→ Work instructions: Repeat every record below exactly, but leave out any pictures.

→ Supplied records:
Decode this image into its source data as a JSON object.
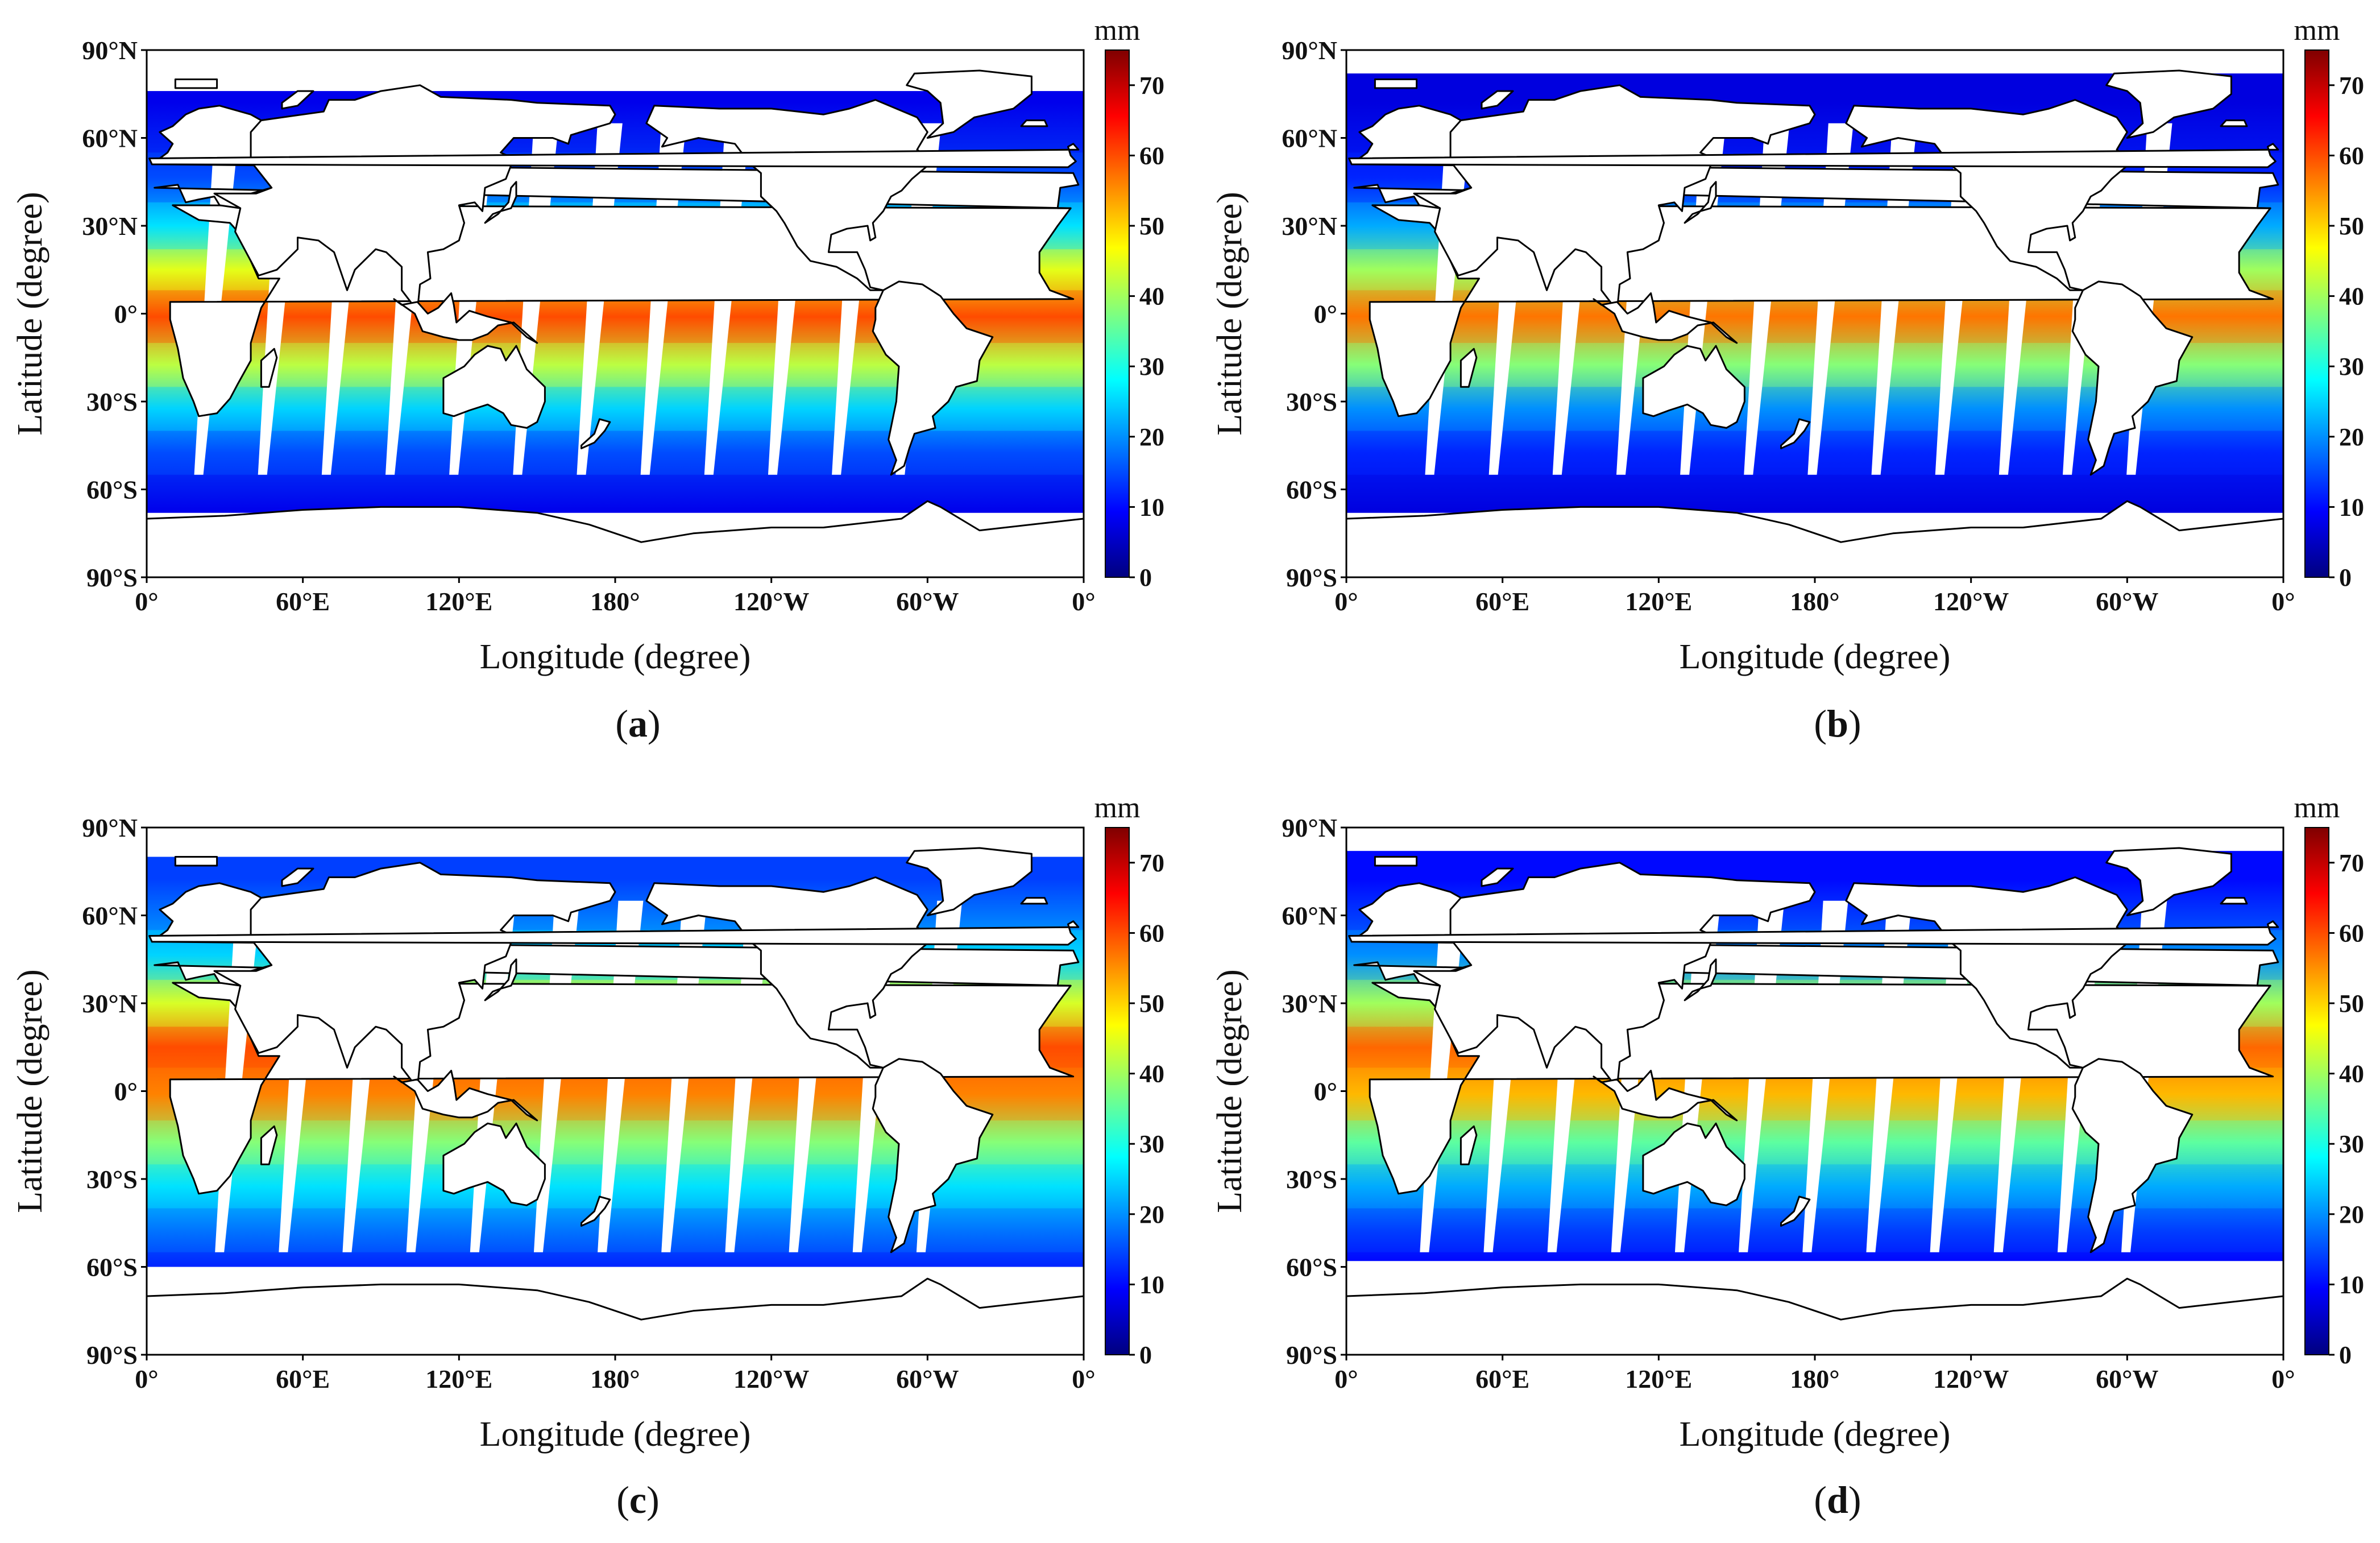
{
  "chart_data": [
    {
      "type": "heatmap",
      "panel_label": "a",
      "xlabel": "Longitude (degree)",
      "ylabel": "Latitude (degree)",
      "x_ticks": [
        "0°",
        "60°E",
        "120°E",
        "180°",
        "120°W",
        "60°W",
        "0°"
      ],
      "y_ticks": [
        "90°N",
        "60°N",
        "30°N",
        "0°",
        "30°S",
        "60°S",
        "90°S"
      ],
      "xlim": [
        0,
        360
      ],
      "ylim": [
        -90,
        90
      ],
      "colorbar": {
        "unit": "mm",
        "range": [
          0,
          75
        ],
        "ticks": [
          0,
          10,
          20,
          30,
          40,
          50,
          60,
          70
        ]
      },
      "ice_edge": {
        "north": 76,
        "south": -68
      },
      "swath_gaps": {
        "count": 12,
        "first_lon": 20,
        "spacing": 24.5,
        "lat_range": [
          -55,
          65
        ]
      },
      "zones": [
        {
          "lat": [
            -90,
            -55
          ],
          "value": 8
        },
        {
          "lat": [
            -55,
            -40
          ],
          "value": 15
        },
        {
          "lat": [
            -40,
            -25
          ],
          "value": 25
        },
        {
          "lat": [
            -25,
            -10
          ],
          "value": 42
        },
        {
          "lat": [
            -10,
            8
          ],
          "value": 60
        },
        {
          "lat": [
            8,
            22
          ],
          "value": 45
        },
        {
          "lat": [
            22,
            38
          ],
          "value": 26
        },
        {
          "lat": [
            38,
            55
          ],
          "value": 15
        },
        {
          "lat": [
            55,
            90
          ],
          "value": 8
        }
      ]
    },
    {
      "type": "heatmap",
      "panel_label": "b",
      "xlabel": "Longitude (degree)",
      "ylabel": "Latitude (degree)",
      "x_ticks": [
        "0°",
        "60°E",
        "120°E",
        "180°",
        "120°W",
        "60°W",
        "0°"
      ],
      "y_ticks": [
        "90°N",
        "60°N",
        "30°N",
        "0°",
        "30°S",
        "60°S",
        "90°S"
      ],
      "xlim": [
        0,
        360
      ],
      "ylim": [
        -90,
        90
      ],
      "colorbar": {
        "unit": "mm",
        "range": [
          0,
          75
        ],
        "ticks": [
          0,
          10,
          20,
          30,
          40,
          50,
          60,
          70
        ]
      },
      "ice_edge": {
        "north": 82,
        "south": -68
      },
      "swath_gaps": {
        "count": 12,
        "first_lon": 32,
        "spacing": 24.5,
        "lat_range": [
          -55,
          65
        ]
      },
      "zones": [
        {
          "lat": [
            -90,
            -55
          ],
          "value": 7
        },
        {
          "lat": [
            -55,
            -40
          ],
          "value": 12
        },
        {
          "lat": [
            -40,
            -25
          ],
          "value": 20
        },
        {
          "lat": [
            -25,
            -10
          ],
          "value": 38
        },
        {
          "lat": [
            -10,
            8
          ],
          "value": 57
        },
        {
          "lat": [
            8,
            22
          ],
          "value": 40
        },
        {
          "lat": [
            22,
            38
          ],
          "value": 22
        },
        {
          "lat": [
            38,
            55
          ],
          "value": 12
        },
        {
          "lat": [
            55,
            90
          ],
          "value": 7
        }
      ]
    },
    {
      "type": "heatmap",
      "panel_label": "c",
      "xlabel": "Longitude (degree)",
      "ylabel": "Latitude (degree)",
      "x_ticks": [
        "0°",
        "60°E",
        "120°E",
        "180°",
        "120°W",
        "60°W",
        "0°"
      ],
      "y_ticks": [
        "90°N",
        "60°N",
        "30°N",
        "0°",
        "30°S",
        "60°S",
        "90°S"
      ],
      "xlim": [
        0,
        360
      ],
      "ylim": [
        -90,
        90
      ],
      "colorbar": {
        "unit": "mm",
        "range": [
          0,
          75
        ],
        "ticks": [
          0,
          10,
          20,
          30,
          40,
          50,
          60,
          70
        ]
      },
      "ice_edge": {
        "north": 80,
        "south": -60
      },
      "swath_gaps": {
        "count": 12,
        "first_lon": 28,
        "spacing": 24.5,
        "lat_range": [
          -55,
          65
        ]
      },
      "zones": [
        {
          "lat": [
            -90,
            -55
          ],
          "value": 12
        },
        {
          "lat": [
            -55,
            -40
          ],
          "value": 18
        },
        {
          "lat": [
            -40,
            -25
          ],
          "value": 26
        },
        {
          "lat": [
            -25,
            -10
          ],
          "value": 38
        },
        {
          "lat": [
            -10,
            8
          ],
          "value": 56
        },
        {
          "lat": [
            8,
            22
          ],
          "value": 60
        },
        {
          "lat": [
            22,
            38
          ],
          "value": 44
        },
        {
          "lat": [
            38,
            55
          ],
          "value": 25
        },
        {
          "lat": [
            55,
            90
          ],
          "value": 14
        }
      ]
    },
    {
      "type": "heatmap",
      "panel_label": "d",
      "xlabel": "Longitude (degree)",
      "ylabel": "Latitude (degree)",
      "x_ticks": [
        "0°",
        "60°E",
        "120°E",
        "180°",
        "120°W",
        "60°W",
        "0°"
      ],
      "y_ticks": [
        "90°N",
        "60°N",
        "30°N",
        "0°",
        "30°S",
        "60°S",
        "90°S"
      ],
      "xlim": [
        0,
        360
      ],
      "ylim": [
        -90,
        90
      ],
      "colorbar": {
        "unit": "mm",
        "range": [
          0,
          75
        ],
        "ticks": [
          0,
          10,
          20,
          30,
          40,
          50,
          60,
          70
        ]
      },
      "ice_edge": {
        "north": 82,
        "south": -58
      },
      "swath_gaps": {
        "count": 12,
        "first_lon": 30,
        "spacing": 24.5,
        "lat_range": [
          -55,
          65
        ]
      },
      "zones": [
        {
          "lat": [
            -90,
            -55
          ],
          "value": 10
        },
        {
          "lat": [
            -55,
            -40
          ],
          "value": 14
        },
        {
          "lat": [
            -40,
            -25
          ],
          "value": 22
        },
        {
          "lat": [
            -25,
            -10
          ],
          "value": 35
        },
        {
          "lat": [
            -10,
            8
          ],
          "value": 52
        },
        {
          "lat": [
            8,
            22
          ],
          "value": 58
        },
        {
          "lat": [
            22,
            38
          ],
          "value": 40
        },
        {
          "lat": [
            38,
            55
          ],
          "value": 20
        },
        {
          "lat": [
            55,
            90
          ],
          "value": 10
        }
      ]
    }
  ],
  "colors": {
    "colormap_jet": [
      "#00007f",
      "#0000ff",
      "#007fff",
      "#00ffff",
      "#7fff7f",
      "#ffff00",
      "#ff7f00",
      "#ff0000",
      "#7f0000"
    ],
    "land": "#ffffff",
    "frame": "#000000"
  }
}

→ Response to the exercise:
Decode this image into its source data as a JSON object.
{
  "chart_data": [
    {
      "type": "heatmap",
      "panel_label": "a",
      "xlabel": "Longitude (degree)",
      "ylabel": "Latitude (degree)",
      "x_ticks": [
        "0°",
        "60°E",
        "120°E",
        "180°",
        "120°W",
        "60°W",
        "0°"
      ],
      "y_ticks": [
        "90°N",
        "60°N",
        "30°N",
        "0°",
        "30°S",
        "60°S",
        "90°S"
      ],
      "xlim": [
        0,
        360
      ],
      "ylim": [
        -90,
        90
      ],
      "colorbar": {
        "unit": "mm",
        "range": [
          0,
          75
        ],
        "ticks": [
          0,
          10,
          20,
          30,
          40,
          50,
          60,
          70
        ]
      },
      "ice_edge": {
        "north": 76,
        "south": -68
      },
      "swath_gaps": {
        "count": 12,
        "first_lon": 20,
        "spacing": 24.5,
        "lat_range": [
          -55,
          65
        ]
      },
      "zones": [
        {
          "lat": [
            -90,
            -55
          ],
          "value": 8
        },
        {
          "lat": [
            -55,
            -40
          ],
          "value": 15
        },
        {
          "lat": [
            -40,
            -25
          ],
          "value": 25
        },
        {
          "lat": [
            -25,
            -10
          ],
          "value": 42
        },
        {
          "lat": [
            -10,
            8
          ],
          "value": 60
        },
        {
          "lat": [
            8,
            22
          ],
          "value": 45
        },
        {
          "lat": [
            22,
            38
          ],
          "value": 26
        },
        {
          "lat": [
            38,
            55
          ],
          "value": 15
        },
        {
          "lat": [
            55,
            90
          ],
          "value": 8
        }
      ]
    },
    {
      "type": "heatmap",
      "panel_label": "b",
      "xlabel": "Longitude (degree)",
      "ylabel": "Latitude (degree)",
      "x_ticks": [
        "0°",
        "60°E",
        "120°E",
        "180°",
        "120°W",
        "60°W",
        "0°"
      ],
      "y_ticks": [
        "90°N",
        "60°N",
        "30°N",
        "0°",
        "30°S",
        "60°S",
        "90°S"
      ],
      "xlim": [
        0,
        360
      ],
      "ylim": [
        -90,
        90
      ],
      "colorbar": {
        "unit": "mm",
        "range": [
          0,
          75
        ],
        "ticks": [
          0,
          10,
          20,
          30,
          40,
          50,
          60,
          70
        ]
      },
      "ice_edge": {
        "north": 82,
        "south": -68
      },
      "swath_gaps": {
        "count": 12,
        "first_lon": 32,
        "spacing": 24.5,
        "lat_range": [
          -55,
          65
        ]
      },
      "zones": [
        {
          "lat": [
            -90,
            -55
          ],
          "value": 7
        },
        {
          "lat": [
            -55,
            -40
          ],
          "value": 12
        },
        {
          "lat": [
            -40,
            -25
          ],
          "value": 20
        },
        {
          "lat": [
            -25,
            -10
          ],
          "value": 38
        },
        {
          "lat": [
            -10,
            8
          ],
          "value": 57
        },
        {
          "lat": [
            8,
            22
          ],
          "value": 40
        },
        {
          "lat": [
            22,
            38
          ],
          "value": 22
        },
        {
          "lat": [
            38,
            55
          ],
          "value": 12
        },
        {
          "lat": [
            55,
            90
          ],
          "value": 7
        }
      ]
    },
    {
      "type": "heatmap",
      "panel_label": "c",
      "xlabel": "Longitude (degree)",
      "ylabel": "Latitude (degree)",
      "x_ticks": [
        "0°",
        "60°E",
        "120°E",
        "180°",
        "120°W",
        "60°W",
        "0°"
      ],
      "y_ticks": [
        "90°N",
        "60°N",
        "30°N",
        "0°",
        "30°S",
        "60°S",
        "90°S"
      ],
      "xlim": [
        0,
        360
      ],
      "ylim": [
        -90,
        90
      ],
      "colorbar": {
        "unit": "mm",
        "range": [
          0,
          75
        ],
        "ticks": [
          0,
          10,
          20,
          30,
          40,
          50,
          60,
          70
        ]
      },
      "ice_edge": {
        "north": 80,
        "south": -60
      },
      "swath_gaps": {
        "count": 12,
        "first_lon": 28,
        "spacing": 24.5,
        "lat_range": [
          -55,
          65
        ]
      },
      "zones": [
        {
          "lat": [
            -90,
            -55
          ],
          "value": 12
        },
        {
          "lat": [
            -55,
            -40
          ],
          "value": 18
        },
        {
          "lat": [
            -40,
            -25
          ],
          "value": 26
        },
        {
          "lat": [
            -25,
            -10
          ],
          "value": 38
        },
        {
          "lat": [
            -10,
            8
          ],
          "value": 56
        },
        {
          "lat": [
            8,
            22
          ],
          "value": 60
        },
        {
          "lat": [
            22,
            38
          ],
          "value": 44
        },
        {
          "lat": [
            38,
            55
          ],
          "value": 25
        },
        {
          "lat": [
            55,
            90
          ],
          "value": 14
        }
      ]
    },
    {
      "type": "heatmap",
      "panel_label": "d",
      "xlabel": "Longitude (degree)",
      "ylabel": "Latitude (degree)",
      "x_ticks": [
        "0°",
        "60°E",
        "120°E",
        "180°",
        "120°W",
        "60°W",
        "0°"
      ],
      "y_ticks": [
        "90°N",
        "60°N",
        "30°N",
        "0°",
        "30°S",
        "60°S",
        "90°S"
      ],
      "xlim": [
        0,
        360
      ],
      "ylim": [
        -90,
        90
      ],
      "colorbar": {
        "unit": "mm",
        "range": [
          0,
          75
        ],
        "ticks": [
          0,
          10,
          20,
          30,
          40,
          50,
          60,
          70
        ]
      },
      "ice_edge": {
        "north": 82,
        "south": -58
      },
      "swath_gaps": {
        "count": 12,
        "first_lon": 30,
        "spacing": 24.5,
        "lat_range": [
          -55,
          65
        ]
      },
      "zones": [
        {
          "lat": [
            -90,
            -55
          ],
          "value": 10
        },
        {
          "lat": [
            -55,
            -40
          ],
          "value": 14
        },
        {
          "lat": [
            -40,
            -25
          ],
          "value": 22
        },
        {
          "lat": [
            -25,
            -10
          ],
          "value": 35
        },
        {
          "lat": [
            -10,
            8
          ],
          "value": 52
        },
        {
          "lat": [
            8,
            22
          ],
          "value": 58
        },
        {
          "lat": [
            22,
            38
          ],
          "value": 40
        },
        {
          "lat": [
            38,
            55
          ],
          "value": 20
        },
        {
          "lat": [
            55,
            90
          ],
          "value": 10
        }
      ]
    }
  ],
  "colors": {
    "colormap_jet": [
      "#00007f",
      "#0000ff",
      "#007fff",
      "#00ffff",
      "#7fff7f",
      "#ffff00",
      "#ff7f00",
      "#ff0000",
      "#7f0000"
    ],
    "land": "#ffffff",
    "frame": "#000000"
  }
}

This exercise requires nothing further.